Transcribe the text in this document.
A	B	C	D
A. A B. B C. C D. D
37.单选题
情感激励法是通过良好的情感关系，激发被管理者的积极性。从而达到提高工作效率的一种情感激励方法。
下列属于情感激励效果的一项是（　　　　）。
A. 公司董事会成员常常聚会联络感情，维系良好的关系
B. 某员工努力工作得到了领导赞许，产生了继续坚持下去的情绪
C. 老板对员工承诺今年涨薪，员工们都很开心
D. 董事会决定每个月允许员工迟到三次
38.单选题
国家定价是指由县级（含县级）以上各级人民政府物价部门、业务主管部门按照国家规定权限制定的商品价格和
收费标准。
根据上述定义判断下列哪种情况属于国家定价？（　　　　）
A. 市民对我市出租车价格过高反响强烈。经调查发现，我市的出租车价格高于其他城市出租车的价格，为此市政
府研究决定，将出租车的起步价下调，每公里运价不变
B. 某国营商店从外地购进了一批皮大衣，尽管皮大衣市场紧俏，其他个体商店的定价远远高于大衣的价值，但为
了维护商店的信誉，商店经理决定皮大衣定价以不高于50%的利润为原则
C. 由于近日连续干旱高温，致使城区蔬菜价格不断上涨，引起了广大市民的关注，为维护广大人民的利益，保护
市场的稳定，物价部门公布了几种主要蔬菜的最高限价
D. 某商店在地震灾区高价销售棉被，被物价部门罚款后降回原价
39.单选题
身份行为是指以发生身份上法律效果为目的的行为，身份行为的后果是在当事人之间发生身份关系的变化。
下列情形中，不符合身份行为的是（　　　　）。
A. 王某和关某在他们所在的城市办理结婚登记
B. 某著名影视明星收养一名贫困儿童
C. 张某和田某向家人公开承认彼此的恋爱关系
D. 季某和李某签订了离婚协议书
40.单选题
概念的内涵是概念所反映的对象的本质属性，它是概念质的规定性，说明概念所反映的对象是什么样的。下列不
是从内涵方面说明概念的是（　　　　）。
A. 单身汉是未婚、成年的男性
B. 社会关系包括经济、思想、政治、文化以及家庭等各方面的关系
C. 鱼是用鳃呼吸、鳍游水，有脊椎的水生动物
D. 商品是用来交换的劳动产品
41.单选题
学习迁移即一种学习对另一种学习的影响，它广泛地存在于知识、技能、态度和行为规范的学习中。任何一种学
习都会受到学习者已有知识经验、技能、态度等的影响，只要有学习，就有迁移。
- - - - - - -
Set exercise:
Your task is to repeat every entry exactly.

Solution below:
Transcribe the text in this document.
A	B	C	D
A. A B. B C. C D. D
37.单选题
情感激励法是通过良好的情感关系，激发被管理者的积极性。从而达到提高工作效率的一种情感激励方法。
下列属于情感激励效果的一项是（　　　　）。
A. 公司董事会成员常常聚会联络感情，维系良好的关系
B. 某员工努力工作得到了领导赞许，产生了继续坚持下去的情绪
C. 老板对员工承诺今年涨薪，员工们都很开心
D. 董事会决定每个月允许员工迟到三次
38.单选题
国家定价是指由县级（含县级）以上各级人民政府物价部门、业务主管部门按照国家规定权限制定的商品价格和
收费标准。
根据上述定义判断下列哪种情况属于国家定价？（　　　　）
A. 市民对我市出租车价格过高反响强烈。经调查发现，我市的出租车价格高于其他城市出租车的价格，为此市政
府研究决定，将出租车的起步价下调，每公里运价不变
B. 某国营商店从外地购进了一批皮大衣，尽管皮大衣市场紧俏，其他个体商店的定价远远高于大衣的价值，但为
了维护商店的信誉，商店经理决定皮大衣定价以不高于50%的利润为原则
C. 由于近日连续干旱高温，致使城区蔬菜价格不断上涨，引起了广大市民的关注，为维护广大人民的利益，保护
市场的稳定，物价部门公布了几种主要蔬菜的最高限价
D. 某商店在地震灾区高价销售棉被，被物价部门罚款后降回原价
39.单选题
身份行为是指以发生身份上法律效果为目的的行为，身份行为的后果是在当事人之间发生身份关系的变化。
下列情形中，不符合身份行为的是（　　　　）。
A. 王某和关某在他们所在的城市办理结婚登记
B. 某著名影视明星收养一名贫困儿童
C. 张某和田某向家人公开承认彼此的恋爱关系
D. 季某和李某签订了离婚协议书
40.单选题
概念的内涵是概念所反映的对象的本质属性，它是概念质的规定性，说明概念所反映的对象是什么样的。下列不
是从内涵方面说明概念的是（　　　　）。
A. 单身汉是未婚、成年的男性
B. 社会关系包括经济、思想、政治、文化以及家庭等各方面的关系
C. 鱼是用鳃呼吸、鳍游水，有脊椎的水生动物
D. 商品是用来交换的劳动产品
41.单选题
学习迁移即一种学习对另一种学习的影响，它广泛地存在于知识、技能、态度和行为规范的学习中。任何一种学
习都会受到学习者已有知识经验、技能、态度等的影响，只要有学习，就有迁移。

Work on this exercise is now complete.